- Aufgaben und Übungen
1/ Übersetzen Sie aus dem Lesetext über Matthias Polityckis neue Gedichte den folgenden Satz ins Englische: „Da steht eine Verkostungsnotiz neben einem formstrengen Sonett, ein klassisches Kalendergedicht neben einem Psalmlied und einem Objet trouvé aus einer rauschenden Nacht.“
2/ Fassen Sie den Absatz des Lesetextes, der mit „Matthias Politycki lädt“ beginnt, als knappe Liste zusammen und behalten Sie dabei die wesentlichen Angaben bei.
3/ Schreiben Sie aus dem Lesetext den Abschnitt zwischen „Matthias Politycki lädt“ und „in Form gebracht.“ wortgetreu ab, beide Stellen eingeschlossen.

- Lesetext
§

Matthias Politycki lädt mit seinen neuen Gedichten in seine Hamburger Stammkneipe "Meisenfrei" und zu einer Grand Tour, bei der die Kellnerin, der Postbote und die Poesie des Sake, das Alltagsparlando am Tresen und der hohe Ton zu einem unverwechselbaren Sound zusammenfinden. Da steht eine Verkostungsnotiz neben einem formstrengen Sonett, ein klassisches Kalendergedicht neben einem Psalmlied und einem Objet trouvé aus einer rauschenden Nacht. Die Liebe, der Tod und die vermeintlichen Banalitäten des Alltags, die großen Umbrüche der Gegenwart und die mächtigen Aufreger am Tresen, hier sind sie frank und meisenfrei in Form gebracht.

§

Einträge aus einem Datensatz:
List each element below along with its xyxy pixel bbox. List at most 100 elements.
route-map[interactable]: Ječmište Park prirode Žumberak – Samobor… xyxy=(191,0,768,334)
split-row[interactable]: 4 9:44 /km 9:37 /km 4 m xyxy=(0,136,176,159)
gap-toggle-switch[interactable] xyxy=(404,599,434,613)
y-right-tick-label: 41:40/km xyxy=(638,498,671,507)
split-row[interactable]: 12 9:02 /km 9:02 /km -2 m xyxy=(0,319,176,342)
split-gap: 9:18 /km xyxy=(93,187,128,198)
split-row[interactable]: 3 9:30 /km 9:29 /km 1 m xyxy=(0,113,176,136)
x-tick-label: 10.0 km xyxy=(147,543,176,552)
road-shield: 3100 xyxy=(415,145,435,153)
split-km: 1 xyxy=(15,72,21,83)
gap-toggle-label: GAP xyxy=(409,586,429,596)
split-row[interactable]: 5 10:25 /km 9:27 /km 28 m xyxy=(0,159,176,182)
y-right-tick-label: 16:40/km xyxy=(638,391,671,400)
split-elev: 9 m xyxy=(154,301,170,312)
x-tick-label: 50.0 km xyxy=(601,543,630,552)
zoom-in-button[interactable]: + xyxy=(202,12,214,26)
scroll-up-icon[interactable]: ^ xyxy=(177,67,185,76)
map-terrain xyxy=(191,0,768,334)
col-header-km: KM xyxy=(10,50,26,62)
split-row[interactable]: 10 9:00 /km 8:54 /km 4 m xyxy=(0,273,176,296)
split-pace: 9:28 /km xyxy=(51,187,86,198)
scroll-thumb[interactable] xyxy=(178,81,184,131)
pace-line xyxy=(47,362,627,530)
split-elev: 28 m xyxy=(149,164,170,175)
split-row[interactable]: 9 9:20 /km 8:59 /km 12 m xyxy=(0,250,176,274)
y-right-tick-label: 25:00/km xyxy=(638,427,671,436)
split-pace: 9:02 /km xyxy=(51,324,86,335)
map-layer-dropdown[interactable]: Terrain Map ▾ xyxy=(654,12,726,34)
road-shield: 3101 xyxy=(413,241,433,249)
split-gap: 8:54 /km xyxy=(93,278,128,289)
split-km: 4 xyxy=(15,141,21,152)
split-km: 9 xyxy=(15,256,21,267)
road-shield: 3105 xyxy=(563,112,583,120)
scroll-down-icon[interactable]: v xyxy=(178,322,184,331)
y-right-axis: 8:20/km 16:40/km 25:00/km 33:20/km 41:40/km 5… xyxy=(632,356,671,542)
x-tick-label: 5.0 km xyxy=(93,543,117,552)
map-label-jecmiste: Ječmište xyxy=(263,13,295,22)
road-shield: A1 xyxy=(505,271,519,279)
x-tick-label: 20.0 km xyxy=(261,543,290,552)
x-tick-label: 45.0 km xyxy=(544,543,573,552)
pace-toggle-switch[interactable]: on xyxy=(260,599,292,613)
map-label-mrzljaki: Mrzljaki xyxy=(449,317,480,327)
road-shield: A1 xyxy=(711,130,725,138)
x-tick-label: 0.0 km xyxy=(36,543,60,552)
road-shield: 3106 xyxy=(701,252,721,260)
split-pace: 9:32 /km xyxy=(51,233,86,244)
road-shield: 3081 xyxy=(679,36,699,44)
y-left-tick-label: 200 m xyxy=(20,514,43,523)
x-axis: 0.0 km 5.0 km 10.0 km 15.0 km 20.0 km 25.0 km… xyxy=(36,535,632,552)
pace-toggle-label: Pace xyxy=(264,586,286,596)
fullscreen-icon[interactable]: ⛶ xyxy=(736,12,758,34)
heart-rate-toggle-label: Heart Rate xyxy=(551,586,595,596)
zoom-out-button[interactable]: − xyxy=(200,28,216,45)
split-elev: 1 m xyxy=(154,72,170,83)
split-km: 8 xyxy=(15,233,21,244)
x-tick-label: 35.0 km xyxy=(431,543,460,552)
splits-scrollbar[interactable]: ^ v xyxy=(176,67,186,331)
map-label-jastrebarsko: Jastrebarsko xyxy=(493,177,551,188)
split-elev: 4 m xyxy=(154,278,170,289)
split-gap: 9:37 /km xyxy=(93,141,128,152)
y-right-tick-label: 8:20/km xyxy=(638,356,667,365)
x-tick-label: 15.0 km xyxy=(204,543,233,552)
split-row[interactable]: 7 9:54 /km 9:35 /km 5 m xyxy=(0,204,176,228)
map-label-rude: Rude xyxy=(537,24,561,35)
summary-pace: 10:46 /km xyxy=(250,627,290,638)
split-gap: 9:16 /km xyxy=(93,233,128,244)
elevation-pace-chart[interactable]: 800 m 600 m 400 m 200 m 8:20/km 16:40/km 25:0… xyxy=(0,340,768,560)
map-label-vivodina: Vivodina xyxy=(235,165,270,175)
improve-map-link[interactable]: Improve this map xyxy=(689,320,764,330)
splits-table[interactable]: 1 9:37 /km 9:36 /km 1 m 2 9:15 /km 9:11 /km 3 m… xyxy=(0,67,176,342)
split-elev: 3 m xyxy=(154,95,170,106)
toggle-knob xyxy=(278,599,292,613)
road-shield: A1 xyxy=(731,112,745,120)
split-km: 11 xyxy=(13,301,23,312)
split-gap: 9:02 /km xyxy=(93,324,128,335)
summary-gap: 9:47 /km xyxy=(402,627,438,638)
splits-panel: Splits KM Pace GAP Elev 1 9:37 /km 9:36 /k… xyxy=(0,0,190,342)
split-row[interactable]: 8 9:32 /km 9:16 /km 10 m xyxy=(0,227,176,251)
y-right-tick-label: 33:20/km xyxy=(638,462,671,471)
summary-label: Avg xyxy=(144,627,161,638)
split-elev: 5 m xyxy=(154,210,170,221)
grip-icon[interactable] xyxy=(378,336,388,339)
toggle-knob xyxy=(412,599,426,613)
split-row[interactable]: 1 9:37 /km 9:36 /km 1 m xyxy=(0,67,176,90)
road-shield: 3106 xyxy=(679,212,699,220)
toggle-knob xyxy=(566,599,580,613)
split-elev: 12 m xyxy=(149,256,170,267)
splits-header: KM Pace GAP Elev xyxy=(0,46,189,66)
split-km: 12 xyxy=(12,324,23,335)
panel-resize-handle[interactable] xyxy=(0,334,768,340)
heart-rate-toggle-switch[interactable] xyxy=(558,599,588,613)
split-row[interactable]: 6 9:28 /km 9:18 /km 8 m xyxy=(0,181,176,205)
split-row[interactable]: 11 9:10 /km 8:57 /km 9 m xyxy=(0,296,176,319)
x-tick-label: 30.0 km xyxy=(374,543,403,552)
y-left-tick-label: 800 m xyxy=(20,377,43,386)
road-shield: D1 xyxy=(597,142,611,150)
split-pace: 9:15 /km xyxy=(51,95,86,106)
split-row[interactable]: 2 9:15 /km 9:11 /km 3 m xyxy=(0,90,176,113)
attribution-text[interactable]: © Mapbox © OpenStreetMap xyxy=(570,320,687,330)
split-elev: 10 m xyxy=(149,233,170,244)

§

- Lösungen der Aufgaben
1/ There, a tasting note stands next to a formally strict sonnet, and a classic calendar poem next to a psalm song and an objet trouvé from a wild night.

2/
- Matthias Politycki lädt mit neuen Gedichten in seine Hamburger Stammkneipe „Meisenfrei“ und zu einer Grand Tour ein.
- Kellnerin, Postbote und die Poesie des Sake, Alltagsparlando am Tresen und hoher Ton ergeben einen unverwechselbaren Sound.
- Die Formen stehen nebeneinander: Verkostungsnotiz und formstrenges Sonett, klassisches Kalendergedicht, Psalmlied und Objet trouvé aus einer rauschenden Nacht.
- Themen sind Liebe, Tod, die vermeintlichen Banalitäten des Alltags, die großen Umbrüche der Gegenwart und die mächtigen Aufreger am Tresen.
- All das wird „frank und meisenfrei“ in Form gebracht.

3/
Matthias Politycki lädt mit seinen neuen Gedichten in seine Hamburger Stammkneipe "Meisenfrei" und zu einer Grand Tour, bei der die Kellnerin, der Postbote und die Poesie des Sake, das Alltagsparlando am Tresen und der hohe Ton zu einem unverwechselbaren Sound zusammenfinden. Da steht eine Verkostungsnotiz neben einem formstrengen Sonett, ein klassisches Kalendergedicht neben einem Psalmlied und einem Objet trouvé aus einer rauschenden Nacht. Die Liebe, der Tod und die vermeintlichen Banalitäten des Alltags, die großen Umbrüche der Gegenwart und die mächtigen Aufreger am Tresen, hier sind sie frank und meisenfrei in Form gebracht.